Extracted information start

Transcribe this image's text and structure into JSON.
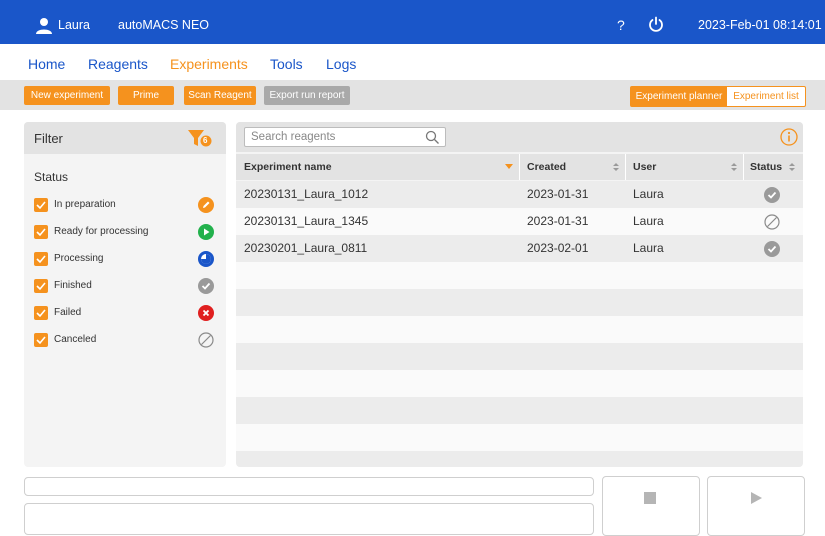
{
  "header": {
    "user_name": "Laura",
    "app_name": "autoMACS NEO",
    "help_label": "?",
    "datetime": "2023-Feb-01  08:14:01"
  },
  "nav": {
    "home": "Home",
    "reagents": "Reagents",
    "experiments": "Experiments",
    "tools": "Tools",
    "logs": "Logs"
  },
  "toolbar": {
    "new_experiment": "New experiment",
    "prime": "Prime",
    "scan_reagent": "Scan Reagent",
    "export_run_report": "Export run report",
    "experiment_planner": "Experiment planner",
    "experiment_list": "Experiment list"
  },
  "filter": {
    "title": "Filter",
    "badge_count": "6",
    "status_heading": "Status",
    "statuses": [
      {
        "label": "In preparation",
        "icon": "pencil-icon",
        "color": "#f5921e"
      },
      {
        "label": "Ready for processing",
        "icon": "play-icon",
        "color": "#22b14c"
      },
      {
        "label": "Processing",
        "icon": "progress-icon",
        "color": "#1a56c9"
      },
      {
        "label": "Finished",
        "icon": "check-icon",
        "color": "#9a9a9a"
      },
      {
        "label": "Failed",
        "icon": "x-icon",
        "color": "#e02020"
      },
      {
        "label": "Canceled",
        "icon": "cancel-icon",
        "color": "#9a9a9a"
      }
    ]
  },
  "search": {
    "placeholder": "Search reagents"
  },
  "table": {
    "columns": [
      "Experiment name",
      "Created",
      "User",
      "Status"
    ],
    "rows": [
      {
        "name": "20230131_Laura_1012",
        "created": "2023-01-31",
        "user": "Laura",
        "status": "finished"
      },
      {
        "name": "20230131_Laura_1345",
        "created": "2023-01-31",
        "user": "Laura",
        "status": "canceled"
      },
      {
        "name": "20230201_Laura_0811",
        "created": "2023-02-01",
        "user": "Laura",
        "status": "finished"
      }
    ]
  },
  "colors": {
    "brand_blue": "#1a56c9",
    "accent_orange": "#f5921e"
  }
}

Extracted information end

## Challenge
Copy every line of the records above that holds the word "icon".

## Written answer
        "icon": "pencil-icon",
        "icon": "play-icon",
        "icon": "progress-icon",
        "icon": "check-icon",
        "icon": "x-icon",
        "icon": "cancel-icon",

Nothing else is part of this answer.